OBJECTIVE: Repeat the data that follows, word for word, without the images.
___ RAW DATA ___
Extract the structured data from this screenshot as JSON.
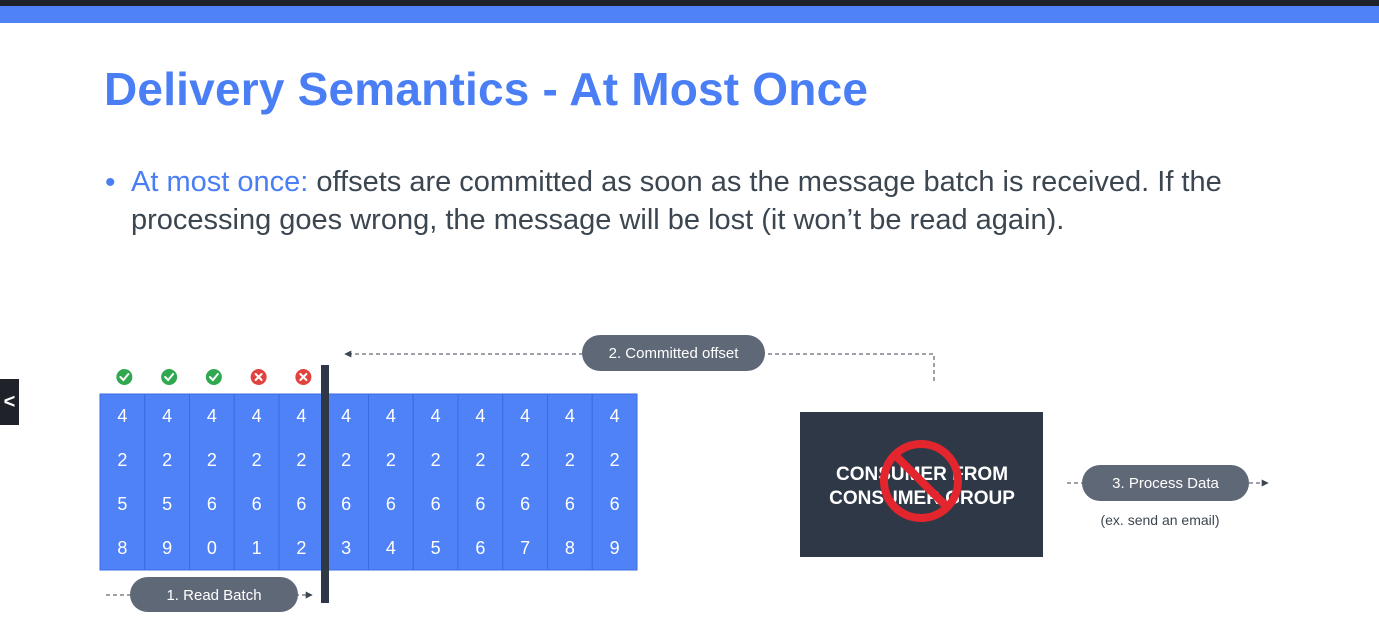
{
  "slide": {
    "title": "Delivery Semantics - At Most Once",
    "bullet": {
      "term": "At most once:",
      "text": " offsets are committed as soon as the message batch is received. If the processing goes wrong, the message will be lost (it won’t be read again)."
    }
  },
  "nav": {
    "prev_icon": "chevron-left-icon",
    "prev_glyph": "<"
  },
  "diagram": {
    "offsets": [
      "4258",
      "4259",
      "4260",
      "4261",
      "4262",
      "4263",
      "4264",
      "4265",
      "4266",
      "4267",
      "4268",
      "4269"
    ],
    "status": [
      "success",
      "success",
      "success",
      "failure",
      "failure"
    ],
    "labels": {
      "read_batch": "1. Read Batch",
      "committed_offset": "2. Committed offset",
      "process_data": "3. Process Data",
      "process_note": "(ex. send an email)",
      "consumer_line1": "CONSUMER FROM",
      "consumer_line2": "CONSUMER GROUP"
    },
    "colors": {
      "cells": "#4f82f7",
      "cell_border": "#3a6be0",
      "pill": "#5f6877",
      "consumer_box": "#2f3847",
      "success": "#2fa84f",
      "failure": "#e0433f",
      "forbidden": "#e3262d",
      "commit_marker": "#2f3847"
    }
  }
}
___
RIGHT ANSWER:
Extract the structured data from this screenshot as JSON.
{
  "slide": {
    "title": "Delivery Semantics - At Most Once",
    "bullet": {
      "term": "At most once:",
      "text": " offsets are committed as soon as the message batch is received. If the processing goes wrong, the message will be lost (it won’t be read again)."
    }
  },
  "nav": {
    "prev_icon": "chevron-left-icon",
    "prev_glyph": "<"
  },
  "diagram": {
    "offsets": [
      "4258",
      "4259",
      "4260",
      "4261",
      "4262",
      "4263",
      "4264",
      "4265",
      "4266",
      "4267",
      "4268",
      "4269"
    ],
    "status": [
      "success",
      "success",
      "success",
      "failure",
      "failure"
    ],
    "labels": {
      "read_batch": "1. Read Batch",
      "committed_offset": "2. Committed offset",
      "process_data": "3. Process Data",
      "process_note": "(ex. send an email)",
      "consumer_line1": "CONSUMER FROM",
      "consumer_line2": "CONSUMER GROUP"
    },
    "colors": {
      "cells": "#4f82f7",
      "cell_border": "#3a6be0",
      "pill": "#5f6877",
      "consumer_box": "#2f3847",
      "success": "#2fa84f",
      "failure": "#e0433f",
      "forbidden": "#e3262d",
      "commit_marker": "#2f3847"
    }
  }
}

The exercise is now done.